### What you have to do
Below is a listing; reproduce each line of it exactly.
○ ○ ○ ○ ○ ○ ○
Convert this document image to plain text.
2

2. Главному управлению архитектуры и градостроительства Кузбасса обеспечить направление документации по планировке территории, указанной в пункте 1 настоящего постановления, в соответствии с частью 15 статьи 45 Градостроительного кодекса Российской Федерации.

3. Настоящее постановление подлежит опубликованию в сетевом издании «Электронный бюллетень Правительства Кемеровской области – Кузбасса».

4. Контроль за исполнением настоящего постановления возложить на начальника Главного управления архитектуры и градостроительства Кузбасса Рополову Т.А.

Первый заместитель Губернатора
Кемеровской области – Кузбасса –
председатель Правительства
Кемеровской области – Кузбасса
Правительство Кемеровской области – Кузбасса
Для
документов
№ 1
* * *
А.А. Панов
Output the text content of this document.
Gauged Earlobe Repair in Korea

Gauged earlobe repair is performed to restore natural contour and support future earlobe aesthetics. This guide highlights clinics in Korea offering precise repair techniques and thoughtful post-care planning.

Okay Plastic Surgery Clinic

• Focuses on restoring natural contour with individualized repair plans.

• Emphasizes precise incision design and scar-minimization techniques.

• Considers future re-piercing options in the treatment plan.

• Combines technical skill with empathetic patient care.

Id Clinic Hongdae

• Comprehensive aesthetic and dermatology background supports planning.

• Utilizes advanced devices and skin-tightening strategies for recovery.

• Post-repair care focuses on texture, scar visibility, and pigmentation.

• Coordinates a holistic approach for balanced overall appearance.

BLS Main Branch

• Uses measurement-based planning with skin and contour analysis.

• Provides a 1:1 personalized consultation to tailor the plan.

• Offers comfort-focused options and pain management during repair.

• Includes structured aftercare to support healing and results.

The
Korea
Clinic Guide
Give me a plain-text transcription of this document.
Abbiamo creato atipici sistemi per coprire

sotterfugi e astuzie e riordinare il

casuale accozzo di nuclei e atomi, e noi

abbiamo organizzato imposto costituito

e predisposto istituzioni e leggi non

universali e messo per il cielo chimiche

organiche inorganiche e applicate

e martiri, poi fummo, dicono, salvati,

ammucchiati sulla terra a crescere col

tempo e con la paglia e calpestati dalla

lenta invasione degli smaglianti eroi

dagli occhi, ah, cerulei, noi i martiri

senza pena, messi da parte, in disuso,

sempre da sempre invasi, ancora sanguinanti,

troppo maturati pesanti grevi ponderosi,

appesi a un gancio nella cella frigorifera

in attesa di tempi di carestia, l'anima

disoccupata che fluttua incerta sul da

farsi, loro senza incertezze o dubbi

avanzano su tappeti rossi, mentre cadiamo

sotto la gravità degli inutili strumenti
○ ○ ○ ○ ○ ○ ○
### Complete answer
Convert this document image to plain text.
2

2. Главному управлению архитектуры и градостроительства Кузбасса обеспечить направление документации по планировке территории, указанной в пункте 1 настоящего постановления, в соответствии с частью 15 статьи 45 Градостроительного кодекса Российской Федерации.

3. Настоящее постановление подлежит опубликованию в сетевом издании «Электронный бюллетень Правительства Кемеровской области – Кузбасса».

4. Контроль за исполнением настоящего постановления возложить на начальника Главного управления архитектуры и градостроительства Кузбасса Рополову Т.А.

Первый заместитель Губернатора
Кемеровской области – Кузбасса –
председатель Правительства
Кемеровской области – Кузбасса
Правительство Кемеровской области – Кузбасса
Для
документов
№ 1
* * *
А.А. Панов
Output the text content of this document.
Gauged Earlobe Repair in Korea

Gauged earlobe repair is performed to restore natural contour and support future earlobe aesthetics. This guide highlights clinics in Korea offering precise repair techniques and thoughtful post-care planning.

Okay Plastic Surgery Clinic

• Focuses on restoring natural contour with individualized repair plans.

• Emphasizes precise incision design and scar-minimization techniques.

• Considers future re-piercing options in the treatment plan.

• Combines technical skill with empathetic patient care.

Id Clinic Hongdae

• Comprehensive aesthetic and dermatology background supports planning.

• Utilizes advanced devices and skin-tightening strategies for recovery.

• Post-repair care focuses on texture, scar visibility, and pigmentation.

• Coordinates a holistic approach for balanced overall appearance.

BLS Main Branch

• Uses measurement-based planning with skin and contour analysis.

• Provides a 1:1 personalized consultation to tailor the plan.

• Offers comfort-focused options and pain management during repair.

• Includes structured aftercare to support healing and results.

The
Korea
Clinic Guide
Give me a plain-text transcription of this document.
Abbiamo creato atipici sistemi per coprire

sotterfugi e astuzie e riordinare il

casuale accozzo di nuclei e atomi, e noi

abbiamo organizzato imposto costituito

e predisposto istituzioni e leggi non

universali e messo per il cielo chimiche

organiche inorganiche e applicate

e martiri, poi fummo, dicono, salvati,

ammucchiati sulla terra a crescere col

tempo e con la paglia e calpestati dalla

lenta invasione degli smaglianti eroi

dagli occhi, ah, cerulei, noi i martiri

senza pena, messi da parte, in disuso,

sempre da sempre invasi, ancora sanguinanti,

troppo maturati pesanti grevi ponderosi,

appesi a un gancio nella cella frigorifera

in attesa di tempi di carestia, l'anima

disoccupata che fluttua incerta sul da

farsi, loro senza incertezze o dubbi

avanzano su tappeti rossi, mentre cadiamo

sotto la gravità degli inutili strumenti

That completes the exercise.